[Instruction a]: In the rugby interview, which team were Donncha O'Callaghan and his side playing when his shorts ripped off?
** start Text to read **
RUGBY DONNCHA O'CALLAGHAN INTERVIEW:PLAYERS BRING their own auras to a space. Paul O'Connell arrives to the room under Thomond Park preaching excellence with a capable, can-do vibe about him. Doug Howlett bobs in and is all friendly "mate" and charms. Ronan O'Gara, well you try to work out his mood first, don't you. Peter Clohessy and Anthony Foley, they packed some presence when they walked into a room. They still speak of Foley in hushed tones, writes JOHNNY WATTERSON
“We’re better when we’re bitter,” Donncha O’Callaghan tells us was one of Foley’s aphorisms. O’Callaghan’s off-field persona is, well he’s the card, the wag, the court jester. The players also see him as the prank man, the guy whose shorts ripped off during a match against Cardiff Blues but he still took his place in the lineout in red underpants. It was David Wallace’s expression you need to see as O’Callaghan lined up to take the catch. The referee finally intervened. Respect.
** end Text to read **
[Instruction b]: Rewrite the entries from the first line through the line containing "watermark-text: ОТДЫХ-И-СОН.RU [247, 48, 358, 62]", substituting "countertop" for "worktop" and leaving everything else unchanged.
** start Data entries **
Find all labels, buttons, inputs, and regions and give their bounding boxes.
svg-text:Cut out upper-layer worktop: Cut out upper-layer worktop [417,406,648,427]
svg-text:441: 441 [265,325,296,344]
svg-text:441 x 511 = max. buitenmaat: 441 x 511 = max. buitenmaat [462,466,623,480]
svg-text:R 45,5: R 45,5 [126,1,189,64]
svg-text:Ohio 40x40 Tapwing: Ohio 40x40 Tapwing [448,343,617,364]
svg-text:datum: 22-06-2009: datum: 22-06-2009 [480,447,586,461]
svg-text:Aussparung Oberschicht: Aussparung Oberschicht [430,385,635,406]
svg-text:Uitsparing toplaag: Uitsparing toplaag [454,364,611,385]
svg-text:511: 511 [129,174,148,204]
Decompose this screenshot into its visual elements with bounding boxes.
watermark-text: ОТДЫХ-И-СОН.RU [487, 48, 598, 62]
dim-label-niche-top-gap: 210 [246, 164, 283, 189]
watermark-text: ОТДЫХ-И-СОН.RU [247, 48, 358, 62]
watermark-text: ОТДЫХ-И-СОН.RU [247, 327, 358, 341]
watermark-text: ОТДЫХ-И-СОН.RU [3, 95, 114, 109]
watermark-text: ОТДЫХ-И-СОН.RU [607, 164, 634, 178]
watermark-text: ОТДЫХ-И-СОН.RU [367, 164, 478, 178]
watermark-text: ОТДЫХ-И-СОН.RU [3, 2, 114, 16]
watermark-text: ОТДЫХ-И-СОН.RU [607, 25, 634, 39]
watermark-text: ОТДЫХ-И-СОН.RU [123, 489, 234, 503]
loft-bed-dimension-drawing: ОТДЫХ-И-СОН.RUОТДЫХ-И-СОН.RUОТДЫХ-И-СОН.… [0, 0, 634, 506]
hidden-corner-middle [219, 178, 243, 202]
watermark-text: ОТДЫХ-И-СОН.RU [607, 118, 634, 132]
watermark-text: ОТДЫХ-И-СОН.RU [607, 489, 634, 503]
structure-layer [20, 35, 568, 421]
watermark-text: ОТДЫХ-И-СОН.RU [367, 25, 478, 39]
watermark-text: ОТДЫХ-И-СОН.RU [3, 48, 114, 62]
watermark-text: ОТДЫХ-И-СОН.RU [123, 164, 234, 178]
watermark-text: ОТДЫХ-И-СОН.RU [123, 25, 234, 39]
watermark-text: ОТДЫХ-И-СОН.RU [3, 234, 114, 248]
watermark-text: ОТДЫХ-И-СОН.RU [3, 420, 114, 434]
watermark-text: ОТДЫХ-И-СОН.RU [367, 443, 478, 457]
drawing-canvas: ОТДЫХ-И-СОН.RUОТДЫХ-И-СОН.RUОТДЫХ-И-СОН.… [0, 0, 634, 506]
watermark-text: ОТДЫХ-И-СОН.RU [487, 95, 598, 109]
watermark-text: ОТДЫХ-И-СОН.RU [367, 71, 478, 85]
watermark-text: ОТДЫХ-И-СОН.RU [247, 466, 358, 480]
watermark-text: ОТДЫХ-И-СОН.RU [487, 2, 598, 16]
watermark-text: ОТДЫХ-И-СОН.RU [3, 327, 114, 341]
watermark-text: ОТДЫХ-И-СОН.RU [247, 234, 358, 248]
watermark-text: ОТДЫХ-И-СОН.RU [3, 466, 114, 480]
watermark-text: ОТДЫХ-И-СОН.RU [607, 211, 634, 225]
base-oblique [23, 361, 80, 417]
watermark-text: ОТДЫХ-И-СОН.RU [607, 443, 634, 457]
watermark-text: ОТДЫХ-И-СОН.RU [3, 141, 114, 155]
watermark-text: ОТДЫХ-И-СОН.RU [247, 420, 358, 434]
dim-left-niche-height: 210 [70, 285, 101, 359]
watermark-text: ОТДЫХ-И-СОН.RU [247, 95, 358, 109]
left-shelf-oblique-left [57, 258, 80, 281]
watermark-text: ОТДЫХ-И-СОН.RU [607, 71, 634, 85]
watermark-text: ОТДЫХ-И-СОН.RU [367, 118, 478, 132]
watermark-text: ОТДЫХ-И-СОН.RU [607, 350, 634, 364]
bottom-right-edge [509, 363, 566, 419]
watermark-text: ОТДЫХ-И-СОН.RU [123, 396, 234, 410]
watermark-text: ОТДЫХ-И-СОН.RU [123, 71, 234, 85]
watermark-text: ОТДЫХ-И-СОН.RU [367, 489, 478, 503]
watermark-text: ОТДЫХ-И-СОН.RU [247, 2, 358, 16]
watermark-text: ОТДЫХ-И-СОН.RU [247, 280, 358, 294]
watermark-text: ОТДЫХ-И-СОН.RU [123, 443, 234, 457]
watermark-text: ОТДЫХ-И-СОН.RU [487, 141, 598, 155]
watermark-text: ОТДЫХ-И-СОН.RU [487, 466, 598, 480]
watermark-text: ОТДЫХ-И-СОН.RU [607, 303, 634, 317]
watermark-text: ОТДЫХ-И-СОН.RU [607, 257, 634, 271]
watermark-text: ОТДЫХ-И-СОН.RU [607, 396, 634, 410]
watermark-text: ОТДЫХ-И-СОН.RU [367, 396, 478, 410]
** end Data entries **
[Task answer a]: Cardiff Blues

[Task answer b]:
Find all labels, buttons, inputs, and regions and give their bounding boxes.
svg-text:Cut out upper-layer countertop: Cut out upper-layer countertop [417,406,648,427]
svg-text:441: 441 [265,325,296,344]
svg-text:441 x 511 = max. buitenmaat: 441 x 511 = max. buitenmaat [462,466,623,480]
svg-text:R 45,5: R 45,5 [126,1,189,64]
svg-text:Ohio 40x40 Tapwing: Ohio 40x40 Tapwing [448,343,617,364]
svg-text:datum: 22-06-2009: datum: 22-06-2009 [480,447,586,461]
svg-text:Aussparung Oberschicht: Aussparung Oberschicht [430,385,635,406]
svg-text:Uitsparing toplaag: Uitsparing toplaag [454,364,611,385]
svg-text:511: 511 [129,174,148,204]
Decompose this screenshot into its visual elements with bounding boxes.
watermark-text: ОТДЫХ-И-СОН.RU [487, 48, 598, 62]
dim-label-niche-top-gap: 210 [246, 164, 283, 189]
watermark-text: ОТДЫХ-И-СОН.RU [247, 48, 358, 62]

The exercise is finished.